### [Task objective]
Within the records below, find each line that holds the string "OCMD", then copy it.

* BEGIN Stored data *

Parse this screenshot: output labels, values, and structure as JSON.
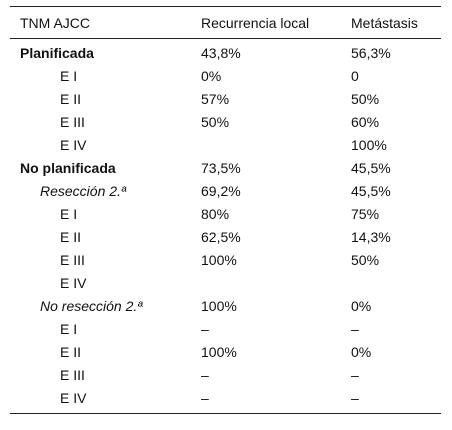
{
  "table": {
    "headers": [
      "TNM AJCC",
      "Recurrencia local",
      "Metástasis"
    ],
    "rows": [
      {
        "label": "Planificada",
        "level": 0,
        "local": "43,8%",
        "meta": "56,3%"
      },
      {
        "label": "E I",
        "level": 2,
        "local": "0%",
        "meta": "0"
      },
      {
        "label": "E II",
        "level": 2,
        "local": "57%",
        "meta": "50%"
      },
      {
        "label": "E III",
        "level": 2,
        "local": "50%",
        "meta": "60%"
      },
      {
        "label": "E IV",
        "level": 2,
        "local": "",
        "meta": "100%"
      },
      {
        "label": "No planificada",
        "level": 0,
        "local": "73,5%",
        "meta": "45,5%"
      },
      {
        "label": "Resección 2.ª",
        "level": 1,
        "local": "69,2%",
        "meta": "45,5%"
      },
      {
        "label": "E I",
        "level": 2,
        "local": "80%",
        "meta": "75%"
      },
      {
        "label": "E II",
        "level": 2,
        "local": "62,5%",
        "meta": "14,3%"
      },
      {
        "label": "E III",
        "level": 2,
        "local": "100%",
        "meta": "50%"
      },
      {
        "label": "E IV",
        "level": 2,
        "local": "",
        "meta": ""
      },
      {
        "label": "No resección 2.ª",
        "level": 1,
        "local": "100%",
        "meta": "0%"
      },
      {
        "label": "E I",
        "level": 2,
        "local": "–",
        "meta": "–"
      },
      {
        "label": "E II",
        "level": 2,
        "local": "100%",
        "meta": "0%"
      },
      {
        "label": "E III",
        "level": 2,
        "local": "–",
        "meta": "–"
      },
      {
        "label": "E IV",
        "level": 2,
        "local": "–",
        "meta": "–"
      }
    ]
  }
}
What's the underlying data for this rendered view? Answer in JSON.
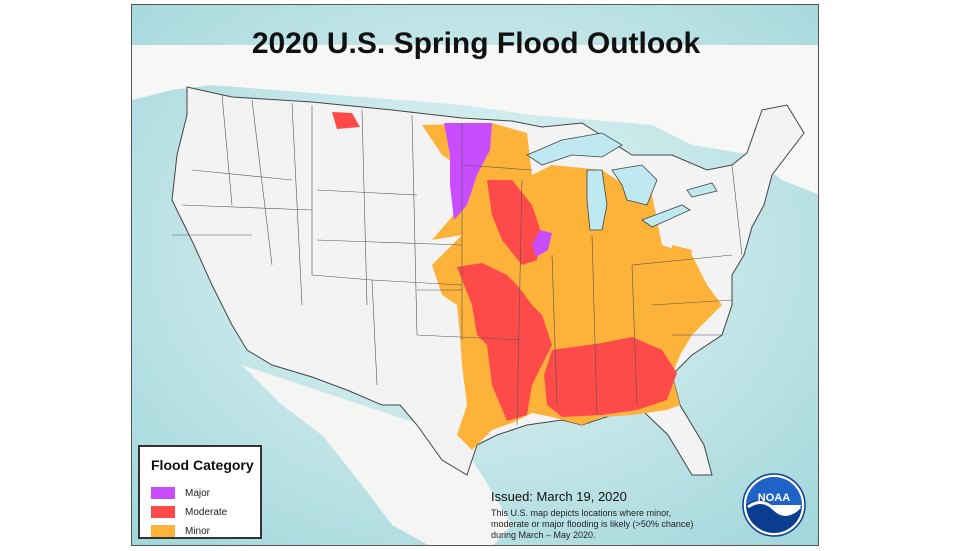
{
  "title": "2020 U.S. Spring Flood Outlook",
  "legend": {
    "title": "Flood Category",
    "items": [
      {
        "label": "Major",
        "color": "#c94cff"
      },
      {
        "label": "Moderate",
        "color": "#ff4a4a"
      },
      {
        "label": "Minor",
        "color": "#fdb23a"
      }
    ]
  },
  "issued": "Issued:  March 19, 2020",
  "note": "This U.S. map depicts locations where minor, moderate or major flooding is likely (>50% chance) during March – May 2020.",
  "logo_text": "NOAA",
  "colors": {
    "ocean": "#cfeaec",
    "land": "#f3f3f3",
    "great_lakes": "#bfe9f1",
    "state_lines": "#555555"
  }
}
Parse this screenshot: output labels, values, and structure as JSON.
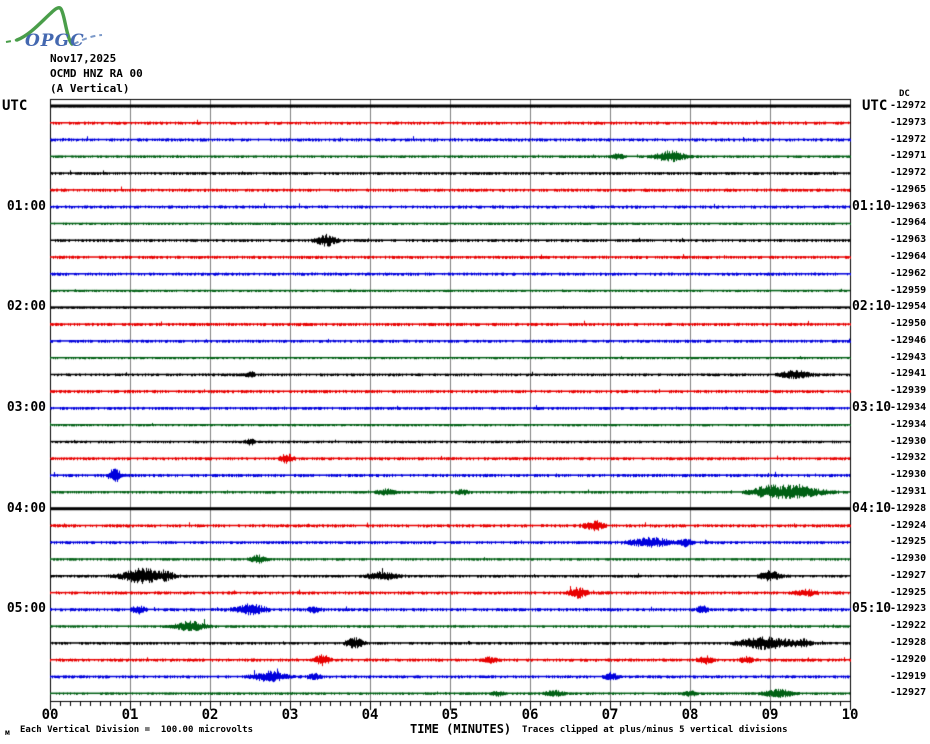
{
  "logo": {
    "text": "OPGC"
  },
  "header": {
    "date": "Nov17,2025",
    "station": "OCMD HNZ RA 00",
    "component": "(A Vertical)"
  },
  "plot": {
    "left_axis_header": "UTC",
    "right_axis_header": "UTC",
    "dc_header": "DC"
  },
  "footer": {
    "micro_mark": "м",
    "scale_note": "Each Vertical Division =  100.00 microvolts",
    "clip_note": "Traces clipped at plus/minus 5 vertical divisions"
  },
  "colors": {
    "black": "#000000",
    "red": "#e80000",
    "blue": "#0000dd",
    "green": "#006014",
    "grid": "#808080",
    "frame": "#000000",
    "logo_green": "#4a9e4a",
    "logo_blue": "#4468b0"
  },
  "chart_data": {
    "type": "line",
    "title": "OCMD HNZ RA 00 (A Vertical) Nov17,2025 helicorder",
    "xlabel": "TIME (MINUTES)",
    "x_range": [
      0,
      10
    ],
    "x_ticks": [
      "00",
      "01",
      "02",
      "03",
      "04",
      "05",
      "06",
      "07",
      "08",
      "09",
      "10"
    ],
    "row_duration_minutes": 10,
    "left_axis_labels": [
      "01:00",
      "02:00",
      "03:00",
      "04:00",
      "05:00"
    ],
    "right_axis_labels": [
      "01:10",
      "02:10",
      "03:10",
      "04:10",
      "05:10"
    ],
    "rows": [
      {
        "start_utc": "00:00",
        "color": "black",
        "dc": -12972,
        "left_label": "",
        "right_label": "",
        "noise": 0.35,
        "thick": 3,
        "events": []
      },
      {
        "start_utc": "00:10",
        "color": "red",
        "dc": -12973,
        "left_label": "",
        "right_label": "",
        "noise": 1.2,
        "thick": 0,
        "events": []
      },
      {
        "start_utc": "00:20",
        "color": "blue",
        "dc": -12972,
        "left_label": "",
        "right_label": "",
        "noise": 1.2,
        "thick": 0,
        "events": []
      },
      {
        "start_utc": "00:30",
        "color": "green",
        "dc": -12971,
        "left_label": "",
        "right_label": "",
        "noise": 0.8,
        "thick": 0,
        "events": [
          {
            "t": 7.75,
            "a": 5,
            "w": 0.18
          },
          {
            "t": 7.1,
            "a": 2.5,
            "w": 0.08
          }
        ]
      },
      {
        "start_utc": "00:40",
        "color": "black",
        "dc": -12972,
        "left_label": "",
        "right_label": "",
        "noise": 1.0,
        "thick": 0,
        "events": []
      },
      {
        "start_utc": "00:50",
        "color": "red",
        "dc": -12965,
        "left_label": "",
        "right_label": "",
        "noise": 1.2,
        "thick": 0,
        "events": []
      },
      {
        "start_utc": "01:00",
        "color": "blue",
        "dc": -12963,
        "left_label": "01:00",
        "right_label": "01:10",
        "noise": 1.2,
        "thick": 0,
        "events": []
      },
      {
        "start_utc": "01:10",
        "color": "green",
        "dc": -12964,
        "left_label": "",
        "right_label": "",
        "noise": 0.7,
        "thick": 0,
        "events": []
      },
      {
        "start_utc": "01:20",
        "color": "black",
        "dc": -12963,
        "left_label": "",
        "right_label": "",
        "noise": 1.0,
        "thick": 0,
        "events": [
          {
            "t": 3.45,
            "a": 5.5,
            "w": 0.12
          }
        ]
      },
      {
        "start_utc": "01:30",
        "color": "red",
        "dc": -12964,
        "left_label": "",
        "right_label": "",
        "noise": 1.2,
        "thick": 0,
        "events": []
      },
      {
        "start_utc": "01:40",
        "color": "blue",
        "dc": -12962,
        "left_label": "",
        "right_label": "",
        "noise": 1.2,
        "thick": 0,
        "events": []
      },
      {
        "start_utc": "01:50",
        "color": "green",
        "dc": -12959,
        "left_label": "",
        "right_label": "",
        "noise": 0.7,
        "thick": 0,
        "events": []
      },
      {
        "start_utc": "02:00",
        "color": "black",
        "dc": -12954,
        "left_label": "02:00",
        "right_label": "02:10",
        "noise": 0.6,
        "thick": 2,
        "events": []
      },
      {
        "start_utc": "02:10",
        "color": "red",
        "dc": -12950,
        "left_label": "",
        "right_label": "",
        "noise": 1.2,
        "thick": 0,
        "events": []
      },
      {
        "start_utc": "02:20",
        "color": "blue",
        "dc": -12946,
        "left_label": "",
        "right_label": "",
        "noise": 1.1,
        "thick": 0,
        "events": []
      },
      {
        "start_utc": "02:30",
        "color": "green",
        "dc": -12943,
        "left_label": "",
        "right_label": "",
        "noise": 0.7,
        "thick": 0,
        "events": []
      },
      {
        "start_utc": "02:40",
        "color": "black",
        "dc": -12941,
        "left_label": "",
        "right_label": "",
        "noise": 1.0,
        "thick": 0,
        "events": [
          {
            "t": 2.5,
            "a": 2.5,
            "w": 0.06
          },
          {
            "t": 9.3,
            "a": 3.5,
            "w": 0.18
          }
        ]
      },
      {
        "start_utc": "02:50",
        "color": "red",
        "dc": -12939,
        "left_label": "",
        "right_label": "",
        "noise": 1.2,
        "thick": 0,
        "events": []
      },
      {
        "start_utc": "03:00",
        "color": "blue",
        "dc": -12934,
        "left_label": "03:00",
        "right_label": "03:10",
        "noise": 1.1,
        "thick": 0,
        "events": []
      },
      {
        "start_utc": "03:10",
        "color": "green",
        "dc": -12934,
        "left_label": "",
        "right_label": "",
        "noise": 0.7,
        "thick": 0,
        "events": []
      },
      {
        "start_utc": "03:20",
        "color": "black",
        "dc": -12930,
        "left_label": "",
        "right_label": "",
        "noise": 0.9,
        "thick": 0,
        "events": [
          {
            "t": 2.5,
            "a": 2.5,
            "w": 0.06
          }
        ]
      },
      {
        "start_utc": "03:30",
        "color": "red",
        "dc": -12932,
        "left_label": "",
        "right_label": "",
        "noise": 1.1,
        "thick": 0,
        "events": [
          {
            "t": 2.95,
            "a": 4,
            "w": 0.08
          }
        ]
      },
      {
        "start_utc": "03:40",
        "color": "blue",
        "dc": -12930,
        "left_label": "",
        "right_label": "",
        "noise": 1.2,
        "thick": 0,
        "events": [
          {
            "t": 0.8,
            "a": 8,
            "w": 0.07
          }
        ]
      },
      {
        "start_utc": "03:50",
        "color": "green",
        "dc": -12931,
        "left_label": "",
        "right_label": "",
        "noise": 0.9,
        "thick": 0,
        "events": [
          {
            "t": 4.2,
            "a": 2.5,
            "w": 0.12
          },
          {
            "t": 5.15,
            "a": 2,
            "w": 0.08
          },
          {
            "t": 8.95,
            "a": 3.5,
            "w": 0.2
          },
          {
            "t": 9.3,
            "a": 5.5,
            "w": 0.35
          }
        ]
      },
      {
        "start_utc": "04:00",
        "color": "black",
        "dc": -12928,
        "left_label": "04:00",
        "right_label": "04:10",
        "noise": 0.35,
        "thick": 3,
        "events": []
      },
      {
        "start_utc": "04:10",
        "color": "red",
        "dc": -12924,
        "left_label": "",
        "right_label": "",
        "noise": 1.2,
        "thick": 0,
        "events": [
          {
            "t": 6.8,
            "a": 4.5,
            "w": 0.12
          }
        ]
      },
      {
        "start_utc": "04:20",
        "color": "blue",
        "dc": -12925,
        "left_label": "",
        "right_label": "",
        "noise": 1.1,
        "thick": 0,
        "events": [
          {
            "t": 7.5,
            "a": 4,
            "w": 0.25
          },
          {
            "t": 7.95,
            "a": 3.5,
            "w": 0.08
          }
        ]
      },
      {
        "start_utc": "04:30",
        "color": "green",
        "dc": -12930,
        "left_label": "",
        "right_label": "",
        "noise": 0.8,
        "thick": 0,
        "events": [
          {
            "t": 2.6,
            "a": 3.5,
            "w": 0.1
          }
        ]
      },
      {
        "start_utc": "04:40",
        "color": "black",
        "dc": -12927,
        "left_label": "",
        "right_label": "",
        "noise": 1.0,
        "thick": 0,
        "events": [
          {
            "t": 1.15,
            "a": 7,
            "w": 0.25
          },
          {
            "t": 1.45,
            "a": 3,
            "w": 0.1
          },
          {
            "t": 4.15,
            "a": 3.5,
            "w": 0.18
          },
          {
            "t": 9.0,
            "a": 4.5,
            "w": 0.12
          }
        ]
      },
      {
        "start_utc": "04:50",
        "color": "red",
        "dc": -12925,
        "left_label": "",
        "right_label": "",
        "noise": 1.2,
        "thick": 0,
        "events": [
          {
            "t": 6.6,
            "a": 4.5,
            "w": 0.1
          },
          {
            "t": 9.45,
            "a": 3,
            "w": 0.12
          }
        ]
      },
      {
        "start_utc": "05:00",
        "color": "blue",
        "dc": -12923,
        "left_label": "05:00",
        "right_label": "05:10",
        "noise": 1.2,
        "thick": 0,
        "events": [
          {
            "t": 1.1,
            "a": 3.5,
            "w": 0.08
          },
          {
            "t": 2.5,
            "a": 4.5,
            "w": 0.18
          },
          {
            "t": 3.3,
            "a": 2.5,
            "w": 0.08
          },
          {
            "t": 8.15,
            "a": 3.5,
            "w": 0.06
          }
        ]
      },
      {
        "start_utc": "05:10",
        "color": "green",
        "dc": -12922,
        "left_label": "",
        "right_label": "",
        "noise": 0.8,
        "thick": 0,
        "events": [
          {
            "t": 1.75,
            "a": 4.5,
            "w": 0.18
          }
        ]
      },
      {
        "start_utc": "05:20",
        "color": "black",
        "dc": -12928,
        "left_label": "",
        "right_label": "",
        "noise": 1.0,
        "thick": 0,
        "events": [
          {
            "t": 3.8,
            "a": 5,
            "w": 0.1
          },
          {
            "t": 8.95,
            "a": 6,
            "w": 0.3
          },
          {
            "t": 9.4,
            "a": 3,
            "w": 0.1
          }
        ]
      },
      {
        "start_utc": "05:30",
        "color": "red",
        "dc": -12920,
        "left_label": "",
        "right_label": "",
        "noise": 1.2,
        "thick": 0,
        "events": [
          {
            "t": 3.4,
            "a": 5,
            "w": 0.08
          },
          {
            "t": 5.5,
            "a": 2.5,
            "w": 0.08
          },
          {
            "t": 8.2,
            "a": 3.5,
            "w": 0.08
          },
          {
            "t": 8.7,
            "a": 2.5,
            "w": 0.08
          }
        ]
      },
      {
        "start_utc": "05:40",
        "color": "blue",
        "dc": -12919,
        "left_label": "",
        "right_label": "",
        "noise": 1.1,
        "thick": 0,
        "events": [
          {
            "t": 2.75,
            "a": 4.5,
            "w": 0.2
          },
          {
            "t": 3.3,
            "a": 2.5,
            "w": 0.08
          },
          {
            "t": 7.0,
            "a": 3.5,
            "w": 0.08
          }
        ]
      },
      {
        "start_utc": "05:50",
        "color": "green",
        "dc": -12927,
        "left_label": "",
        "right_label": "",
        "noise": 0.8,
        "thick": 0,
        "events": [
          {
            "t": 5.6,
            "a": 2,
            "w": 0.08
          },
          {
            "t": 6.3,
            "a": 2.5,
            "w": 0.12
          },
          {
            "t": 8.0,
            "a": 2.5,
            "w": 0.08
          },
          {
            "t": 9.1,
            "a": 3.5,
            "w": 0.18
          }
        ]
      }
    ]
  }
}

* END Stored data *

### [Problem solution]
    "station": "OCMD HNZ RA 00",
    "title": "OCMD HNZ RA 00 (A Vertical) Nov17,2025 helicorder",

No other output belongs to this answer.